▶ [WORK TO DO] Transcribe the data that follows precisely, omitting nothing.

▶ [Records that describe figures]

::::

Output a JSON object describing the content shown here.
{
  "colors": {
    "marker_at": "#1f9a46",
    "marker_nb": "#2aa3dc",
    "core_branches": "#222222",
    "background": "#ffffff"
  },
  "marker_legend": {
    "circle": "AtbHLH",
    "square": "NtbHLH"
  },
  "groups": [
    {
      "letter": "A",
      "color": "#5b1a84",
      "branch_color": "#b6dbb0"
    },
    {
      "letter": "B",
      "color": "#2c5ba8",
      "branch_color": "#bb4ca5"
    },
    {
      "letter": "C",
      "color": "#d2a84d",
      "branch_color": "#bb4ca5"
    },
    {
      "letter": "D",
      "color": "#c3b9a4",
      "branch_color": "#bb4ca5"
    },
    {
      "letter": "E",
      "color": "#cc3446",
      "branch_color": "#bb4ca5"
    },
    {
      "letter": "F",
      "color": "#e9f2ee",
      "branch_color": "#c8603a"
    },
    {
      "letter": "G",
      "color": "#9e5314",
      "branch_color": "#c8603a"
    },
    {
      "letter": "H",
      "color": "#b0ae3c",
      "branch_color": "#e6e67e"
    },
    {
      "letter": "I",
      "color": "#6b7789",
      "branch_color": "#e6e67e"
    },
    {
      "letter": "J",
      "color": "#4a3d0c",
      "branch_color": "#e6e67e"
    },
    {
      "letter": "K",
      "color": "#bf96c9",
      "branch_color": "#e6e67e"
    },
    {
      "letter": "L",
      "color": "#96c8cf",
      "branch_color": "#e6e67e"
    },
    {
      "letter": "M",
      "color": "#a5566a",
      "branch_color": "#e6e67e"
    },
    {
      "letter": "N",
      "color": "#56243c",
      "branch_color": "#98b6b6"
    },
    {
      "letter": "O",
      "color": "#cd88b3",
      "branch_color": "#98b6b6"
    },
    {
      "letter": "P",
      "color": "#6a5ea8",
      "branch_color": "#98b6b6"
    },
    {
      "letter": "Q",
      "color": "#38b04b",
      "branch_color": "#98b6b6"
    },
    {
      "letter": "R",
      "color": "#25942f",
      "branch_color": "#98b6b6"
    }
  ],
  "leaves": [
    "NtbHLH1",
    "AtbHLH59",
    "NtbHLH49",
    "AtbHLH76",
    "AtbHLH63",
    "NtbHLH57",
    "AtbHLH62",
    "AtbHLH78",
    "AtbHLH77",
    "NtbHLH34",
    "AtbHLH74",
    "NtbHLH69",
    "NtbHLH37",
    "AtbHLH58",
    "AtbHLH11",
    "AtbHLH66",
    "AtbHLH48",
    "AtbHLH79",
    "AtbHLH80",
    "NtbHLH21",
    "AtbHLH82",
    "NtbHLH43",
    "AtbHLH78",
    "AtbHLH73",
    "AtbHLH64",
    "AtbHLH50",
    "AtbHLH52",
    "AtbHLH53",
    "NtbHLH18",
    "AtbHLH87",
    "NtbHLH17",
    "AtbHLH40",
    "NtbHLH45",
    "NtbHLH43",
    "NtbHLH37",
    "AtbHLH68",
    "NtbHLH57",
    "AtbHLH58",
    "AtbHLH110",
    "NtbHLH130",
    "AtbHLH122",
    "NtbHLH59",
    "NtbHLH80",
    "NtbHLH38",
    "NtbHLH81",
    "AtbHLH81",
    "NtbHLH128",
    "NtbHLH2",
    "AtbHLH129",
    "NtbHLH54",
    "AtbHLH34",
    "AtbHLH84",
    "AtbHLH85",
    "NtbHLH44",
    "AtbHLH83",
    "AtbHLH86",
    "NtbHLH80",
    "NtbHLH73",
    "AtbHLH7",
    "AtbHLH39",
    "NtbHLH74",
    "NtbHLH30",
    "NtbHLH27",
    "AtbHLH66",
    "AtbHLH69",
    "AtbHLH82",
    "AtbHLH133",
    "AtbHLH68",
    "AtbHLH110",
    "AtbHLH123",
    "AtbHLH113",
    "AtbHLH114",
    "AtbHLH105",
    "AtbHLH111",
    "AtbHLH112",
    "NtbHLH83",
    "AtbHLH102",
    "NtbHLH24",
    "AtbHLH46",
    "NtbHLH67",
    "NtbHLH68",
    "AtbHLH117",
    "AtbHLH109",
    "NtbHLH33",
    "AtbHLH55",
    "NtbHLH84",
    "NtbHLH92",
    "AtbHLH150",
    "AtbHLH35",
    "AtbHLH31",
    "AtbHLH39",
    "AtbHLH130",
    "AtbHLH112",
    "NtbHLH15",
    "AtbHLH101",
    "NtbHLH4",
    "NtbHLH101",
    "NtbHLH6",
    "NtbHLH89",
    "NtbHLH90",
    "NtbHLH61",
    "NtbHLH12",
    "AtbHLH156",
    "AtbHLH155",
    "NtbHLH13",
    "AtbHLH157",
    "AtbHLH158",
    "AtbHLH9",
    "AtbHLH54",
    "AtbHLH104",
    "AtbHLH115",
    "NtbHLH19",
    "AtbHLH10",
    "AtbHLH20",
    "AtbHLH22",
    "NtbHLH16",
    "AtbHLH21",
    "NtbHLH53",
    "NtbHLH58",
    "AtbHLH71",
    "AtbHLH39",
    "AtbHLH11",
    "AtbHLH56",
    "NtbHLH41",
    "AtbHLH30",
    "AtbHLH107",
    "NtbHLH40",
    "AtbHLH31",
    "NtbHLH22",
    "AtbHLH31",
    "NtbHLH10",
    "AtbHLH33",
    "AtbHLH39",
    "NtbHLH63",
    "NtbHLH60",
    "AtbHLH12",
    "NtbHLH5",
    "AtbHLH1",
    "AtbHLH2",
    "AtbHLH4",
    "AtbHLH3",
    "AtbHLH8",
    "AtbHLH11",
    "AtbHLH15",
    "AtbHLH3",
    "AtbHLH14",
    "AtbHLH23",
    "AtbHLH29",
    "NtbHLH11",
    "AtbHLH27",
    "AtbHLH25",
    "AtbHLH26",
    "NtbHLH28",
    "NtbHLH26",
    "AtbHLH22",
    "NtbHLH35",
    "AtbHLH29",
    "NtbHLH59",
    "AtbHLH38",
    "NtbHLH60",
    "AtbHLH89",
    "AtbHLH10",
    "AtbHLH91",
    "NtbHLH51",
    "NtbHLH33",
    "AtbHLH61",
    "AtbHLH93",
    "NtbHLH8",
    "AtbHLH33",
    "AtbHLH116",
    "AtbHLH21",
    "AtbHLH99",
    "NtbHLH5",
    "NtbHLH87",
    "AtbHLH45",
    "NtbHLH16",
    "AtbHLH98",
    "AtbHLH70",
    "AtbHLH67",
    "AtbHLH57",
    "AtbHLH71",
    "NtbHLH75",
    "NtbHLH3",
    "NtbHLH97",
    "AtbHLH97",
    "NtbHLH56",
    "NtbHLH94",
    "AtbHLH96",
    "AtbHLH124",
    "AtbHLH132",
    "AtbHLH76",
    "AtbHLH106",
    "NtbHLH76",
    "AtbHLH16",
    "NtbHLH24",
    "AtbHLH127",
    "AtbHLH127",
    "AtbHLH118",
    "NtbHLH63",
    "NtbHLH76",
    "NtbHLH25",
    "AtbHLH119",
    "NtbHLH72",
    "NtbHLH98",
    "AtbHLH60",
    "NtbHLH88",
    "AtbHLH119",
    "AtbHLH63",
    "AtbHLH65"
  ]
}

::::

▶ [EXPECTED ANSWER]
Output a JSON object describing the content shown here.
{
  "colors": {
    "marker_at": "#1f9a46",
    "marker_nb": "#2aa3dc",
    "core_branches": "#222222",
    "background": "#ffffff"
  },
  "marker_legend": {
    "circle": "AtbHLH",
    "square": "NtbHLH"
  },
  "groups": [
    {
      "letter": "A",
      "color": "#5b1a84",
      "branch_color": "#b6dbb0"
    },
    {
      "letter": "B",
      "color": "#2c5ba8",
      "branch_color": "#bb4ca5"
    },
    {
      "letter": "C",
      "color": "#d2a84d",
      "branch_color": "#bb4ca5"
    },
    {
      "letter": "D",
      "color": "#c3b9a4",
      "branch_color": "#bb4ca5"
    },
    {
      "letter": "E",
      "color": "#cc3446",
      "branch_color": "#bb4ca5"
    },
    {
      "letter": "F",
      "color": "#e9f2ee",
      "branch_color": "#c8603a"
    },
    {
      "letter": "G",
      "color": "#9e5314",
      "branch_color": "#c8603a"
    },
    {
      "letter": "H",
      "color": "#b0ae3c",
      "branch_color": "#e6e67e"
    },
    {
      "letter": "I",
      "color": "#6b7789",
      "branch_color": "#e6e67e"
    },
    {
      "letter": "J",
      "color": "#4a3d0c",
      "branch_color": "#e6e67e"
    },
    {
      "letter": "K",
      "color": "#bf96c9",
      "branch_color": "#e6e67e"
    },
    {
      "letter": "L",
      "color": "#96c8cf",
      "branch_color": "#e6e67e"
    },
    {
      "letter": "M",
      "color": "#a5566a",
      "branch_color": "#e6e67e"
    },
    {
      "letter": "N",
      "color": "#56243c",
      "branch_color": "#98b6b6"
    },
    {
      "letter": "O",
      "color": "#cd88b3",
      "branch_color": "#98b6b6"
    },
    {
      "letter": "P",
      "color": "#6a5ea8",
      "branch_color": "#98b6b6"
    },
    {
      "letter": "Q",
      "color": "#38b04b",
      "branch_color": "#98b6b6"
    },
    {
      "letter": "R",
      "color": "#25942f",
      "branch_color": "#98b6b6"
    }
  ],
  "leaves": [
    "NtbHLH1",
    "AtbHLH59",
    "NtbHLH49",
    "AtbHLH76",
    "AtbHLH63",
    "NtbHLH57",
    "AtbHLH62",
    "AtbHLH78",
    "AtbHLH77",
    "NtbHLH34",
    "AtbHLH74",
    "NtbHLH69",
    "NtbHLH37",
    "AtbHLH58",
    "AtbHLH11",
    "AtbHLH66",
    "AtbHLH48",
    "AtbHLH79",
    "AtbHLH80",
    "NtbHLH21",
    "AtbHLH82",
    "NtbHLH43",
    "AtbHLH78",
    "AtbHLH73",
    "AtbHLH64",
    "AtbHLH50",
    "AtbHLH52",
    "AtbHLH53",
    "NtbHLH18",
    "AtbHLH87",
    "NtbHLH17",
    "AtbHLH40",
    "NtbHLH45",
    "NtbHLH43",
    "NtbHLH37",
    "AtbHLH68",
    "NtbHLH57",
    "AtbHLH58",
    "AtbHLH110",
    "NtbHLH130",
    "AtbHLH122",
    "NtbHLH59",
    "NtbHLH80",
    "NtbHLH38",
    "NtbHLH81",
    "AtbHLH81",
    "NtbHLH128",
    "NtbHLH2",
    "AtbHLH129",
    "NtbHLH54",
    "AtbHLH34",
    "AtbHLH84",
    "AtbHLH85",
    "NtbHLH44",
    "AtbHLH83",
    "AtbHLH86",
    "NtbHLH80",
    "NtbHLH73",
    "AtbHLH7",
    "AtbHLH39",
    "NtbHLH74",
    "NtbHLH30",
    "NtbHLH27",
    "AtbHLH66",
    "AtbHLH69",
    "AtbHLH82",
    "AtbHLH133",
    "AtbHLH68",
    "AtbHLH110",
    "AtbHLH123",
    "AtbHLH113",
    "AtbHLH114",
    "AtbHLH105",
    "AtbHLH111",
    "AtbHLH112",
    "NtbHLH83",
    "AtbHLH102",
    "NtbHLH24",
    "AtbHLH46",
    "NtbHLH67",
    "NtbHLH68",
    "AtbHLH117",
    "AtbHLH109",
    "NtbHLH33",
    "AtbHLH55",
    "NtbHLH84",
    "NtbHLH92",
    "AtbHLH150",
    "AtbHLH35",
    "AtbHLH31",
    "AtbHLH39",
    "AtbHLH130",
    "AtbHLH112",
    "NtbHLH15",
    "AtbHLH101",
    "NtbHLH4",
    "NtbHLH101",
    "NtbHLH6",
    "NtbHLH89",
    "NtbHLH90",
    "NtbHLH61",
    "NtbHLH12",
    "AtbHLH156",
    "AtbHLH155",
    "NtbHLH13",
    "AtbHLH157",
    "AtbHLH158",
    "AtbHLH9",
    "AtbHLH54",
    "AtbHLH104",
    "AtbHLH115",
    "NtbHLH19",
    "AtbHLH10",
    "AtbHLH20",
    "AtbHLH22",
    "NtbHLH16",
    "AtbHLH21",
    "NtbHLH53",
    "NtbHLH58",
    "AtbHLH71",
    "AtbHLH39",
    "AtbHLH11",
    "AtbHLH56",
    "NtbHLH41",
    "AtbHLH30",
    "AtbHLH107",
    "NtbHLH40",
    "AtbHLH31",
    "NtbHLH22",
    "AtbHLH31",
    "NtbHLH10",
    "AtbHLH33",
    "AtbHLH39",
    "NtbHLH63",
    "NtbHLH60",
    "AtbHLH12",
    "NtbHLH5",
    "AtbHLH1",
    "AtbHLH2",
    "AtbHLH4",
    "AtbHLH3",
    "AtbHLH8",
    "AtbHLH11",
    "AtbHLH15",
    "AtbHLH3",
    "AtbHLH14",
    "AtbHLH23",
    "AtbHLH29",
    "NtbHLH11",
    "AtbHLH27",
    "AtbHLH25",
    "AtbHLH26",
    "NtbHLH28",
    "NtbHLH26",
    "AtbHLH22",
    "NtbHLH35",
    "AtbHLH29",
    "NtbHLH59",
    "AtbHLH38",
    "NtbHLH60",
    "AtbHLH89",
    "AtbHLH10",
    "AtbHLH91",
    "NtbHLH51",
    "NtbHLH33",
    "AtbHLH61",
    "AtbHLH93",
    "NtbHLH8",
    "AtbHLH33",
    "AtbHLH116",
    "AtbHLH21",
    "AtbHLH99",
    "NtbHLH5",
    "NtbHLH87",
    "AtbHLH45",
    "NtbHLH16",
    "AtbHLH98",
    "AtbHLH70",
    "AtbHLH67",
    "AtbHLH57",
    "AtbHLH71",
    "NtbHLH75",
    "NtbHLH3",
    "NtbHLH97",
    "AtbHLH97",
    "NtbHLH56",
    "NtbHLH94",
    "AtbHLH96",
    "AtbHLH124",
    "AtbHLH132",
    "AtbHLH76",
    "AtbHLH106",
    "NtbHLH76",
    "AtbHLH16",
    "NtbHLH24",
    "AtbHLH127",
    "AtbHLH127",
    "AtbHLH118",
    "NtbHLH63",
    "NtbHLH76",
    "NtbHLH25",
    "AtbHLH119",
    "NtbHLH72",
    "NtbHLH98",
    "AtbHLH60",
    "NtbHLH88",
    "AtbHLH119",
    "AtbHLH63",
    "AtbHLH65"
  ]
}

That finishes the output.